**** DATA ENTRIES
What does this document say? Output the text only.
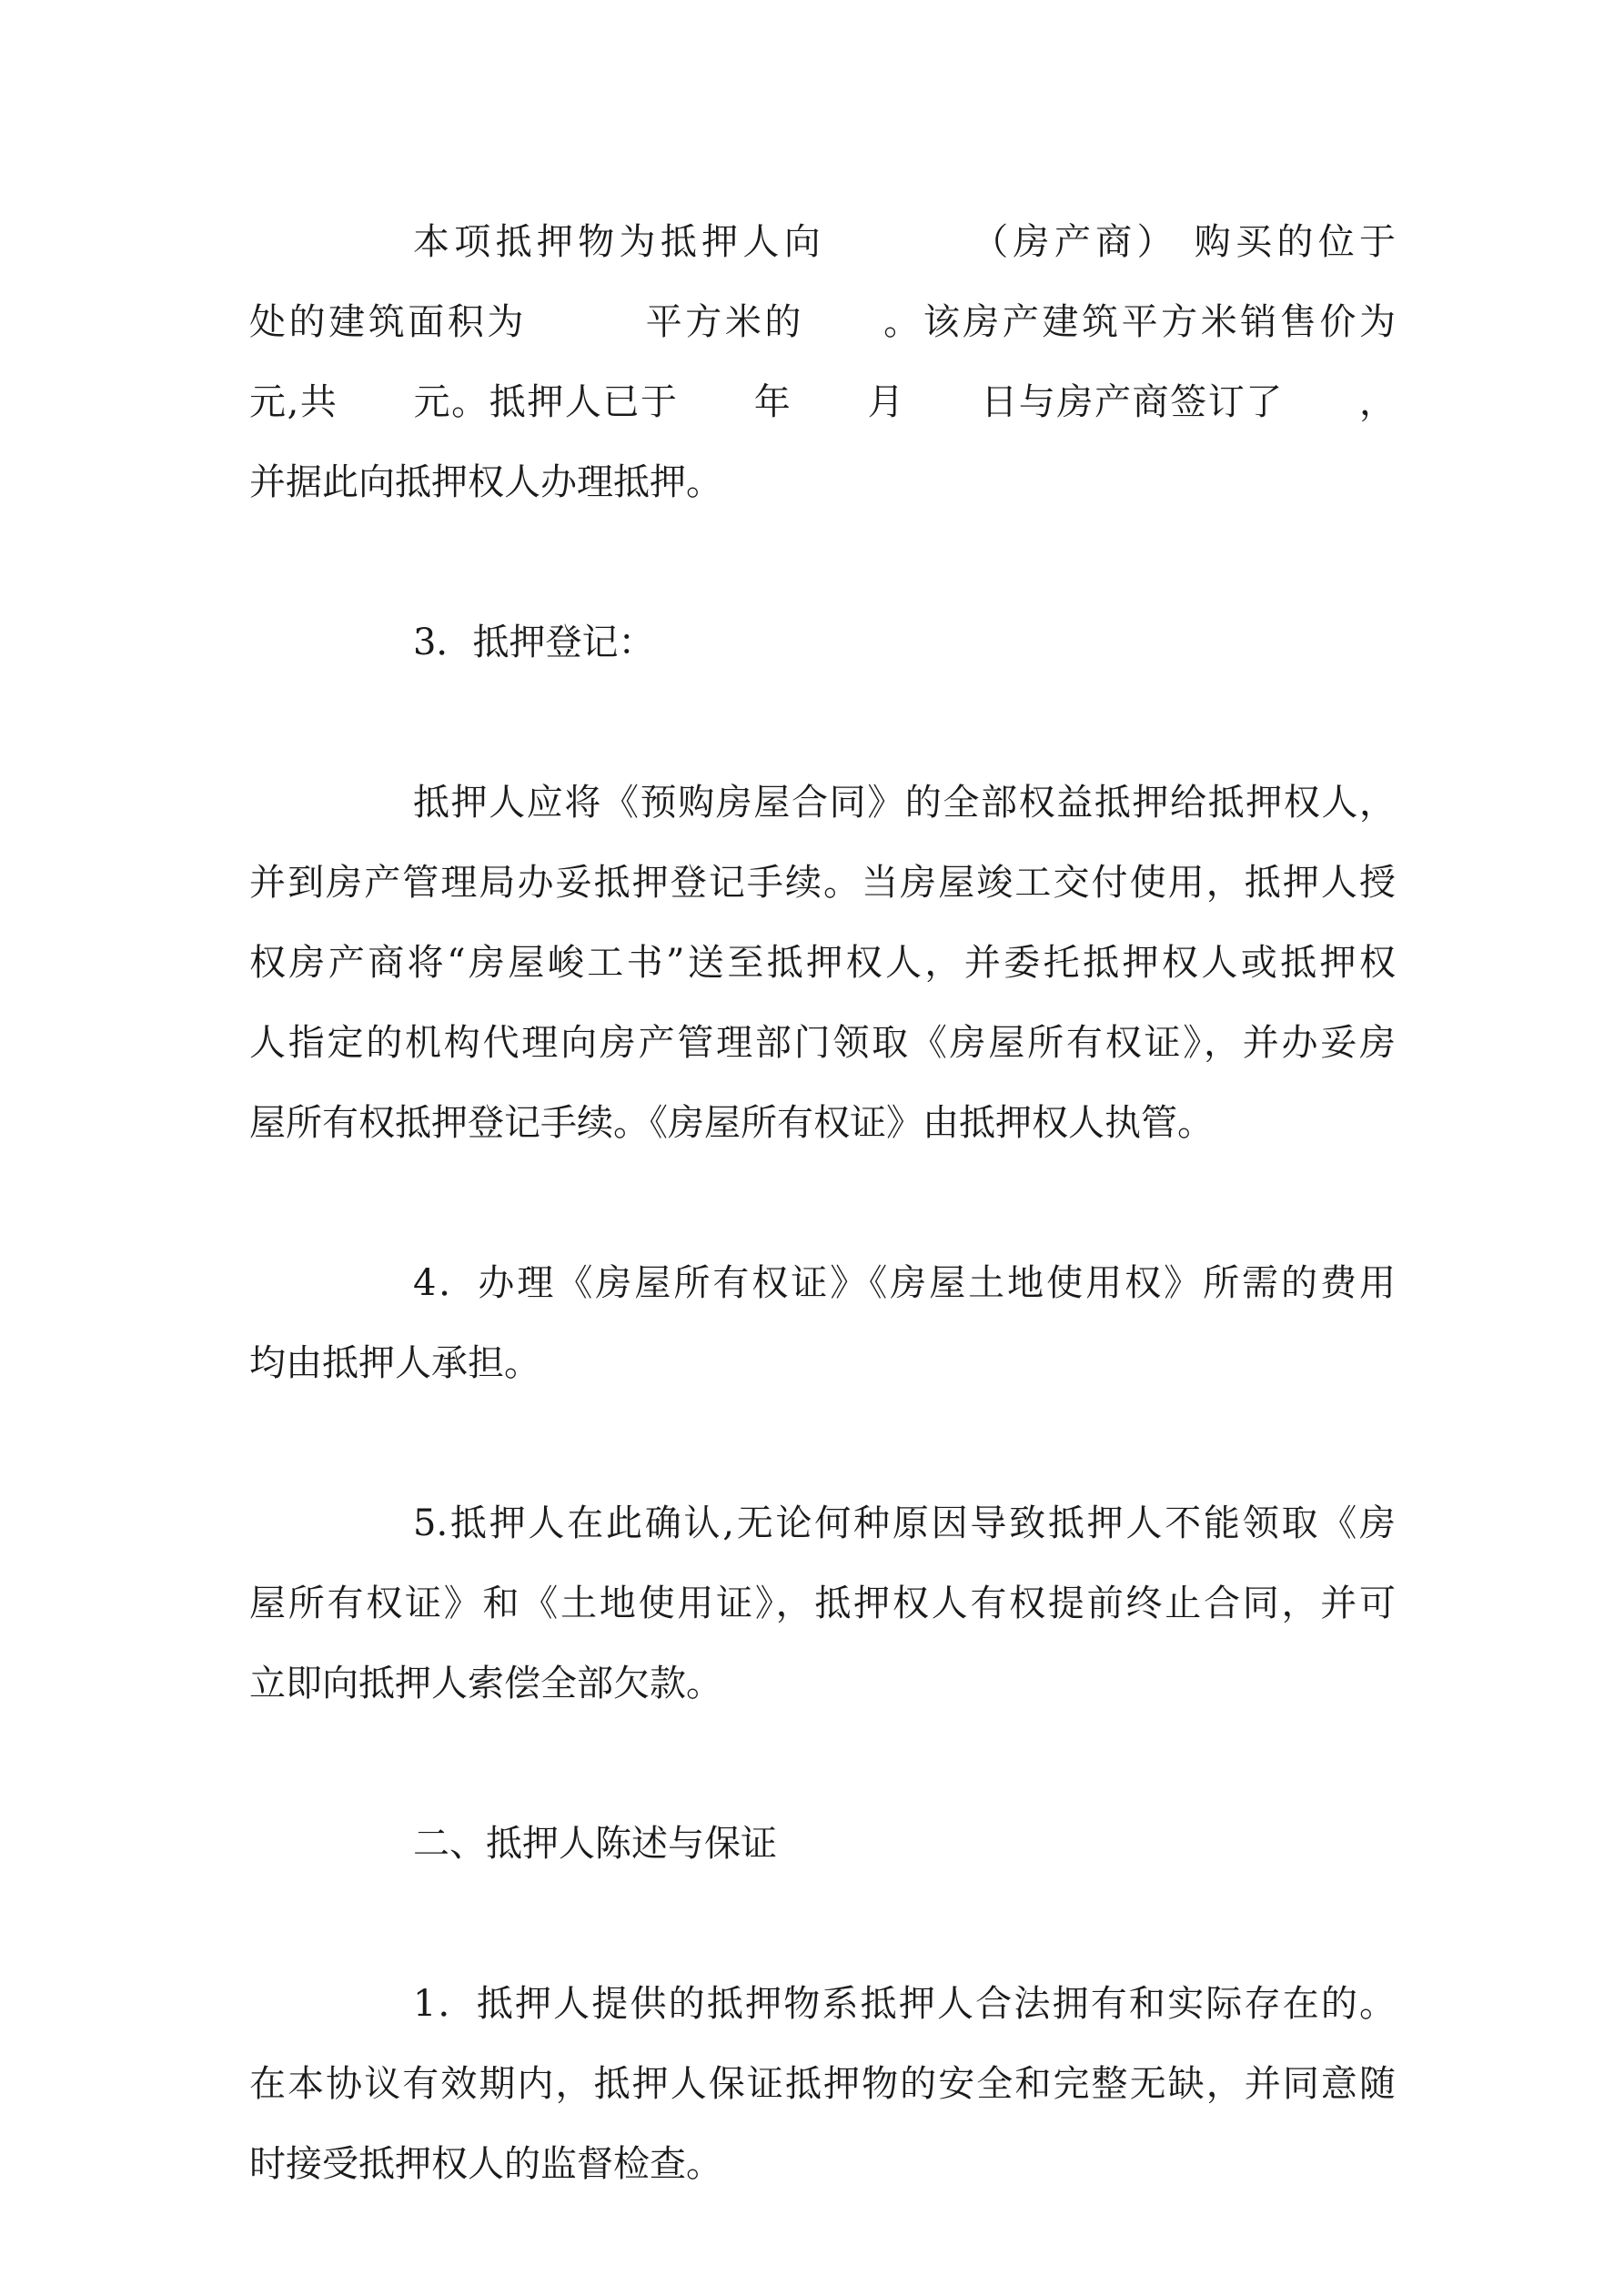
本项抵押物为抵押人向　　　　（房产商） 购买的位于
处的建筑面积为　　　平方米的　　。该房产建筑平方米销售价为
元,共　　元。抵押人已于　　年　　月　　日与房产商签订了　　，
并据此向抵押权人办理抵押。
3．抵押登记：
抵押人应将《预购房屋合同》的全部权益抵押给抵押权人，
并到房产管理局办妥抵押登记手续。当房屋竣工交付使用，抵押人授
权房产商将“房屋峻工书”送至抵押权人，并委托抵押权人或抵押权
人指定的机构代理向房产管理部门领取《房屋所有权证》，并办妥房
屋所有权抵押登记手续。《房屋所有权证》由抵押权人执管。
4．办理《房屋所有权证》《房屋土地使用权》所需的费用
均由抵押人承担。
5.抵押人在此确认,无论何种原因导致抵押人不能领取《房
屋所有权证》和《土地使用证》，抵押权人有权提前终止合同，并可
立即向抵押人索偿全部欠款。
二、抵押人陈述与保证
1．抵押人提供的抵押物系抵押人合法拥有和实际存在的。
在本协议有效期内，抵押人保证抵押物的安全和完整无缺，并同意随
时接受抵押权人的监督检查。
********
◆ WHAT IS EXPECTED ◆
Gather each line that holds "房屋所有权证".

◆ ANSWER TO THIS TASK ◆
人指定的机构代理向房产管理部门领取《房屋所有权证》，并办妥房
屋所有权抵押登记手续。《房屋所有权证》由抵押权人执管。
4．办理《房屋所有权证》《房屋土地使用权》所需的费用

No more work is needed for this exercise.